Task prompt: Transcribe the entries below exactly; leave every image out.

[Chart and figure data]
*****
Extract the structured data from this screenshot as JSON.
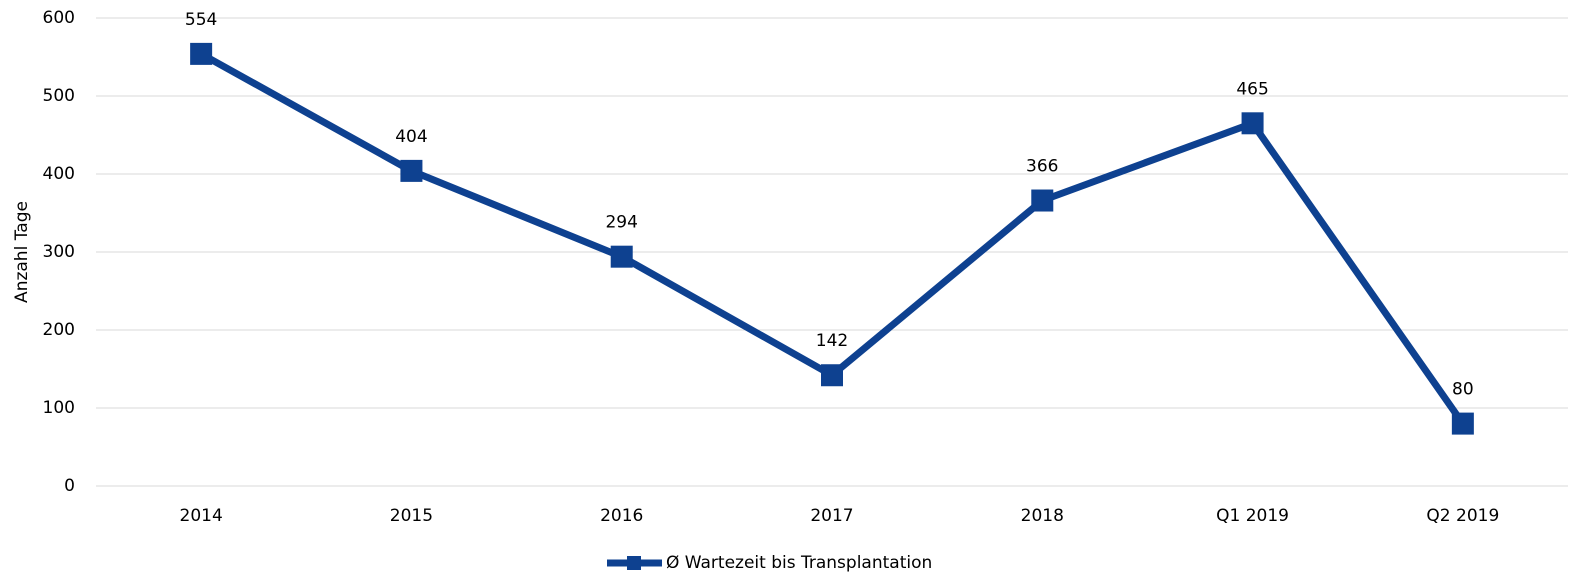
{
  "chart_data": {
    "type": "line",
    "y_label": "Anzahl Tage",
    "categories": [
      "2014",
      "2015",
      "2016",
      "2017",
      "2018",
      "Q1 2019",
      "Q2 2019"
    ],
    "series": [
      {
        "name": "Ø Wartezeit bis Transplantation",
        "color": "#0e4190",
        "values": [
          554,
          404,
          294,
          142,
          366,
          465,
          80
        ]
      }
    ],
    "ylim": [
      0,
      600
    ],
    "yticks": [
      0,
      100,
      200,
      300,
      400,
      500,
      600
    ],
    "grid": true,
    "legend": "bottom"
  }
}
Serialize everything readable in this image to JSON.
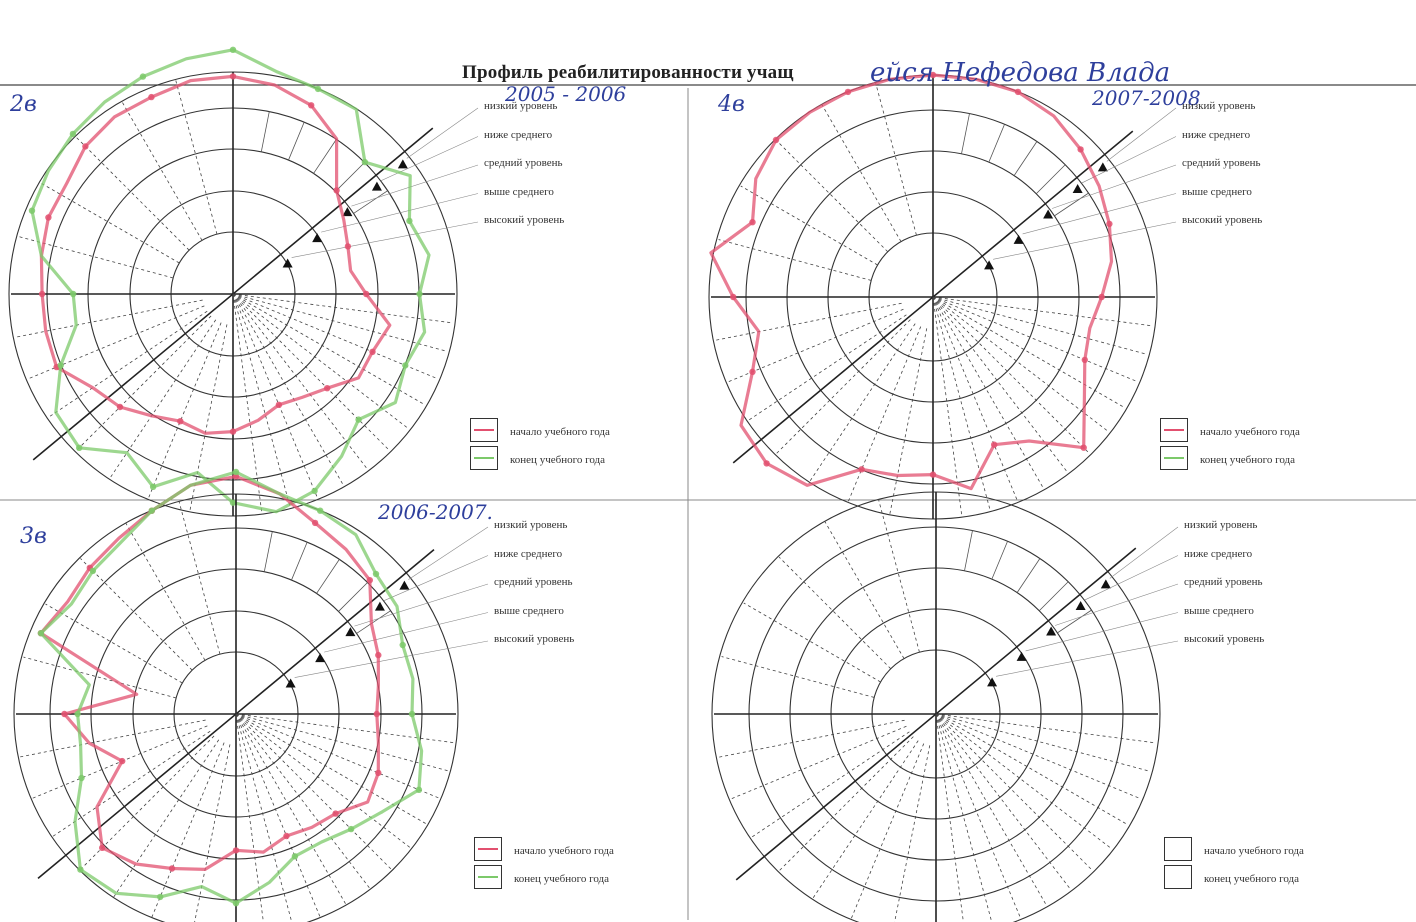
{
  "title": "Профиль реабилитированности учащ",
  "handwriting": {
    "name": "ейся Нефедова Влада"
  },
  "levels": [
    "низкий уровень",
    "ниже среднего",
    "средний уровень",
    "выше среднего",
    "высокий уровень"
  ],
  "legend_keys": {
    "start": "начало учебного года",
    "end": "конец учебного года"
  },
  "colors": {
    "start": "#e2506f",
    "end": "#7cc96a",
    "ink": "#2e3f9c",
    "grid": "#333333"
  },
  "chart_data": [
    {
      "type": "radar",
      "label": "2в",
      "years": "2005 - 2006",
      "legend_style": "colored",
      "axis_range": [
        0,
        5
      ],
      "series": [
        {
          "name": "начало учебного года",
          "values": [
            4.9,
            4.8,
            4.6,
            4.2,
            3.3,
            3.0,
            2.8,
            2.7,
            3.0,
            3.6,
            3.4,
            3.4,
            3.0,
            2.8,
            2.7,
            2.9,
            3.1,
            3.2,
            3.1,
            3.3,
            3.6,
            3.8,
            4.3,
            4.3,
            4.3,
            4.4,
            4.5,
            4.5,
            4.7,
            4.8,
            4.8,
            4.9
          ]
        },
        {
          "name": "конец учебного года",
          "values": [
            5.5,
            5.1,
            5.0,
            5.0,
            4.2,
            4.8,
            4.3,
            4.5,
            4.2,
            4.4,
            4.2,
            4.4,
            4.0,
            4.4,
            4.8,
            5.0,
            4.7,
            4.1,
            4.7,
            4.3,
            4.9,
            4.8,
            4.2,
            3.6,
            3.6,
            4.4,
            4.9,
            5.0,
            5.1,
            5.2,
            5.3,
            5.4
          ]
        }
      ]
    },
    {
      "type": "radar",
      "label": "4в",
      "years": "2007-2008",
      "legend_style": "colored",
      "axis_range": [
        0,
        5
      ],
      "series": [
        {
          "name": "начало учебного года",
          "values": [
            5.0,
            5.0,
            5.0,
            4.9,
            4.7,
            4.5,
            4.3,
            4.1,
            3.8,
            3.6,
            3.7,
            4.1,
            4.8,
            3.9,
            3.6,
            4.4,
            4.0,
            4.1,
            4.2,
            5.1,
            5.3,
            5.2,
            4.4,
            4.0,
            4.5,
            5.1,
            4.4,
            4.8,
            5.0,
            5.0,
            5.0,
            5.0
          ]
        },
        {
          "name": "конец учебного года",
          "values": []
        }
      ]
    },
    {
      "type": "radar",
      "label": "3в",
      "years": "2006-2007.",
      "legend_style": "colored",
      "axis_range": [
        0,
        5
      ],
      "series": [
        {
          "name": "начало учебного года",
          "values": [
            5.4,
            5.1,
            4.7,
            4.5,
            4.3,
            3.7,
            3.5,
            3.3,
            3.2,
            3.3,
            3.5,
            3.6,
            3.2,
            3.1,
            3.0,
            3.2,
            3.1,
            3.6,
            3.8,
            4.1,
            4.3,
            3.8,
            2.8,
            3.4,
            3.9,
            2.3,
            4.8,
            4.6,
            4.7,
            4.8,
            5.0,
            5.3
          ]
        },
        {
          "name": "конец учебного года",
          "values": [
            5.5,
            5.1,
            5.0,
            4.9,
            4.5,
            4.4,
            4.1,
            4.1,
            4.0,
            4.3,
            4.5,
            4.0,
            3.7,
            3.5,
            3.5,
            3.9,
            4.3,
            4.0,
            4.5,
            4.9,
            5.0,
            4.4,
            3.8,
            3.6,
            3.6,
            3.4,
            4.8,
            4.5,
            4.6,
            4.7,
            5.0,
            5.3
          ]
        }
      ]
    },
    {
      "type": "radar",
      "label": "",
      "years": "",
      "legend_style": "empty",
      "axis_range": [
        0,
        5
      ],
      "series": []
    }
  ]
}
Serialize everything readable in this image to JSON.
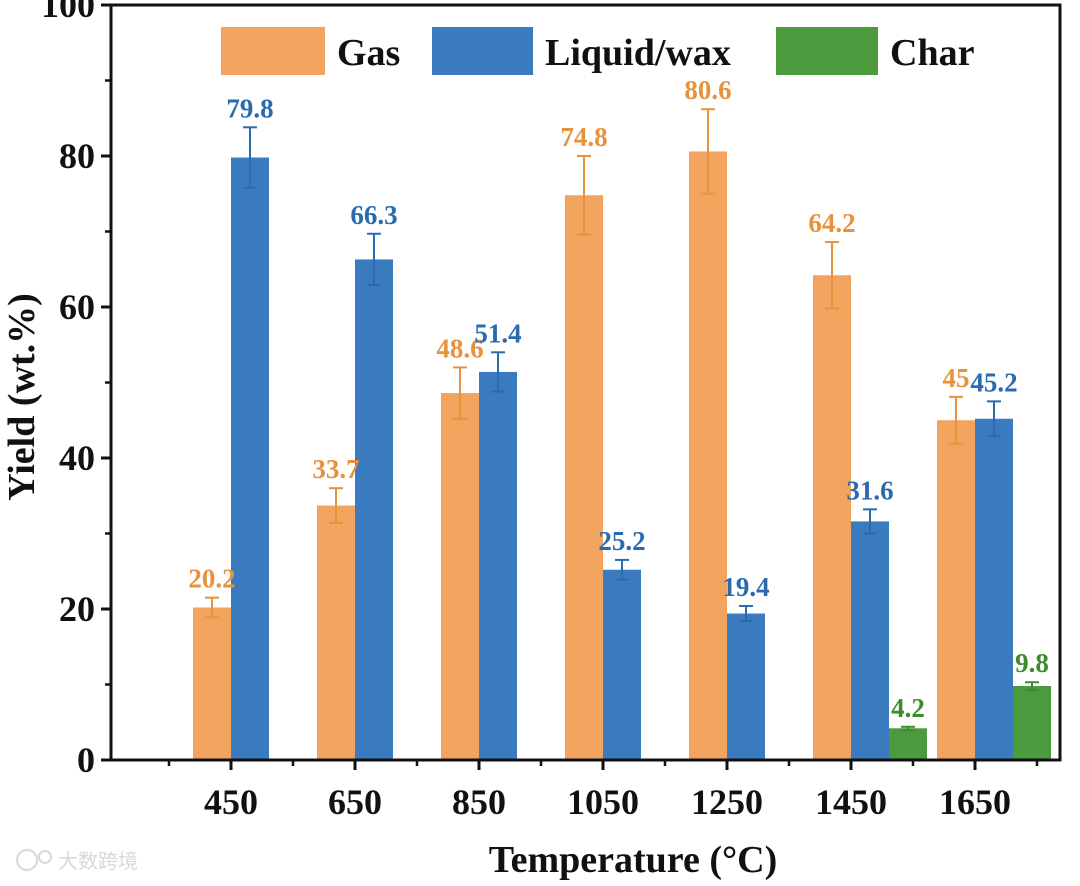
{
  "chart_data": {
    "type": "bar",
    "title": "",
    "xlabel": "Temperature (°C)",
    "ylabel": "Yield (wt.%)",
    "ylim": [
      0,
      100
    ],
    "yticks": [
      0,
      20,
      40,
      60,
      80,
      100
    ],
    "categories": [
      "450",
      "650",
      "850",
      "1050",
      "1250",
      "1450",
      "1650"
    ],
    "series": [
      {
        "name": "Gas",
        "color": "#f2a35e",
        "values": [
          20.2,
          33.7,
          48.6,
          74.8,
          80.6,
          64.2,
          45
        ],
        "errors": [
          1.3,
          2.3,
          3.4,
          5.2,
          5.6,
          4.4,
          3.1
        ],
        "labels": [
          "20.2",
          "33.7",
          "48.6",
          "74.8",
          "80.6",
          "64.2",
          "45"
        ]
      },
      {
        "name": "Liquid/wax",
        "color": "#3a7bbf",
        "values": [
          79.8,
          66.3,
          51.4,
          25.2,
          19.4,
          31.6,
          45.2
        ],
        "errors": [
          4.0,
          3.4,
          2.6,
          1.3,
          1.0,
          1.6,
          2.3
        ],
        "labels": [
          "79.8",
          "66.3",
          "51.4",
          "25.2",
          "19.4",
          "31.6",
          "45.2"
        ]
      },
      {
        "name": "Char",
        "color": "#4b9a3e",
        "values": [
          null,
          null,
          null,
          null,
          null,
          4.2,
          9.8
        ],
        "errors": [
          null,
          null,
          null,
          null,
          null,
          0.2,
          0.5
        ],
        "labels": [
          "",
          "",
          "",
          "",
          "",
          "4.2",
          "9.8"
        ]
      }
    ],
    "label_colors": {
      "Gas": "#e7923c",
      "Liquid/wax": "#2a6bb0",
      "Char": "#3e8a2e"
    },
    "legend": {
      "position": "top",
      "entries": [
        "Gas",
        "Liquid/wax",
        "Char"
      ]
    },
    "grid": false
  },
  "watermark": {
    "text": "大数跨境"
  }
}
*****
Written solution:
Extract the structured data from this screenshot as JSON.
{
  "chart_data": {
    "type": "line",
    "y_label": "Anzahl Tage",
    "categories": [
      "2014",
      "2015",
      "2016",
      "2017",
      "2018",
      "Q1 2019",
      "Q2 2019"
    ],
    "series": [
      {
        "name": "Ø Wartezeit bis Transplantation",
        "color": "#0e4190",
        "values": [
          554,
          404,
          294,
          142,
          366,
          465,
          80
        ]
      }
    ],
    "ylim": [
      0,
      600
    ],
    "yticks": [
      0,
      100,
      200,
      300,
      400,
      500,
      600
    ],
    "grid": true,
    "legend": "bottom"
  }
}
Serialize everything readable in this image to JSON.
{
  "title": "Профиль реабилитированности учащ",
  "handwriting": {
    "name": "ейся Нефедова Влада"
  },
  "levels": [
    "низкий уровень",
    "ниже среднего",
    "средний уровень",
    "выше среднего",
    "высокий уровень"
  ],
  "legend_keys": {
    "start": "начало учебного года",
    "end": "конец учебного года"
  },
  "colors": {
    "start": "#e2506f",
    "end": "#7cc96a",
    "ink": "#2e3f9c",
    "grid": "#333333"
  },
  "chart_data": [
    {
      "type": "radar",
      "label": "2в",
      "years": "2005 - 2006",
      "legend_style": "colored",
      "axis_range": [
        0,
        5
      ],
      "series": [
        {
          "name": "начало учебного года",
          "values": [
            4.9,
            4.8,
            4.6,
            4.2,
            3.3,
            3.0,
            2.8,
            2.7,
            3.0,
            3.6,
            3.4,
            3.4,
            3.0,
            2.8,
            2.7,
            2.9,
            3.1,
            3.2,
            3.1,
            3.3,
            3.6,
            3.8,
            4.3,
            4.3,
            4.3,
            4.4,
            4.5,
            4.5,
            4.7,
            4.8,
            4.8,
            4.9
          ]
        },
        {
          "name": "конец учебного года",
          "values": [
            5.5,
            5.1,
            5.0,
            5.0,
            4.2,
            4.8,
            4.3,
            4.5,
            4.2,
            4.4,
            4.2,
            4.4,
            4.0,
            4.4,
            4.8,
            5.0,
            4.7,
            4.1,
            4.7,
            4.3,
            4.9,
            4.8,
            4.2,
            3.6,
            3.6,
            4.4,
            4.9,
            5.0,
            5.1,
            5.2,
            5.3,
            5.4
          ]
        }
      ]
    },
    {
      "type": "radar",
      "label": "4в",
      "years": "2007-2008",
      "legend_style": "colored",
      "axis_range": [
        0,
        5
      ],
      "series": [
        {
          "name": "начало учебного года",
          "values": [
            5.0,
            5.0,
            5.0,
            4.9,
            4.7,
            4.5,
            4.3,
            4.1,
            3.8,
            3.6,
            3.7,
            4.1,
            4.8,
            3.9,
            3.6,
            4.4,
            4.0,
            4.1,
            4.2,
            5.1,
            5.3,
            5.2,
            4.4,
            4.0,
            4.5,
            5.1,
            4.4,
            4.8,
            5.0,
            5.0,
            5.0,
            5.0
          ]
        },
        {
          "name": "конец учебного года",
          "values": []
        }
      ]
    },
    {
      "type": "radar",
      "label": "3в",
      "years": "2006-2007.",
      "legend_style": "colored",
      "axis_range": [
        0,
        5
      ],
      "series": [
        {
          "name": "начало учебного года",
          "values": [
            5.4,
            5.1,
            4.7,
            4.5,
            4.3,
            3.7,
            3.5,
            3.3,
            3.2,
            3.3,
            3.5,
            3.6,
            3.2,
            3.1,
            3.0,
            3.2,
            3.1,
            3.6,
            3.8,
            4.1,
            4.3,
            3.8,
            2.8,
            3.4,
            3.9,
            2.3,
            4.8,
            4.6,
            4.7,
            4.8,
            5.0,
            5.3
          ]
        },
        {
          "name": "конец учебного года",
          "values": [
            5.5,
            5.1,
            5.0,
            4.9,
            4.5,
            4.4,
            4.1,
            4.1,
            4.0,
            4.3,
            4.5,
            4.0,
            3.7,
            3.5,
            3.5,
            3.9,
            4.3,
            4.0,
            4.5,
            4.9,
            5.0,
            4.4,
            3.8,
            3.6,
            3.6,
            3.4,
            4.8,
            4.5,
            4.6,
            4.7,
            5.0,
            5.3
          ]
        }
      ]
    },
    {
      "type": "radar",
      "label": "",
      "years": "",
      "legend_style": "empty",
      "axis_range": [
        0,
        5
      ],
      "series": []
    }
  ]
}
Serialize everything readable in this image to JSON.
{
  "chart_data": {
    "type": "bar",
    "title": "",
    "xlabel": "Temperature (°C)",
    "ylabel": "Yield (wt.%)",
    "ylim": [
      0,
      100
    ],
    "yticks": [
      0,
      20,
      40,
      60,
      80,
      100
    ],
    "categories": [
      "450",
      "650",
      "850",
      "1050",
      "1250",
      "1450",
      "1650"
    ],
    "series": [
      {
        "name": "Gas",
        "color": "#f2a35e",
        "values": [
          20.2,
          33.7,
          48.6,
          74.8,
          80.6,
          64.2,
          45
        ],
        "errors": [
          1.3,
          2.3,
          3.4,
          5.2,
          5.6,
          4.4,
          3.1
        ],
        "labels": [
          "20.2",
          "33.7",
          "48.6",
          "74.8",
          "80.6",
          "64.2",
          "45"
        ]
      },
      {
        "name": "Liquid/wax",
        "color": "#3a7bbf",
        "values": [
          79.8,
          66.3,
          51.4,
          25.2,
          19.4,
          31.6,
          45.2
        ],
        "errors": [
          4.0,
          3.4,
          2.6,
          1.3,
          1.0,
          1.6,
          2.3
        ],
        "labels": [
          "79.8",
          "66.3",
          "51.4",
          "25.2",
          "19.4",
          "31.6",
          "45.2"
        ]
      },
      {
        "name": "Char",
        "color": "#4b9a3e",
        "values": [
          null,
          null,
          null,
          null,
          null,
          4.2,
          9.8
        ],
        "errors": [
          null,
          null,
          null,
          null,
          null,
          0.2,
          0.5
        ],
        "labels": [
          "",
          "",
          "",
          "",
          "",
          "4.2",
          "9.8"
        ]
      }
    ],
    "label_colors": {
      "Gas": "#e7923c",
      "Liquid/wax": "#2a6bb0",
      "Char": "#3e8a2e"
    },
    "legend": {
      "position": "top",
      "entries": [
        "Gas",
        "Liquid/wax",
        "Char"
      ]
    },
    "grid": false
  },
  "watermark": {
    "text": "大数跨境"
  }
}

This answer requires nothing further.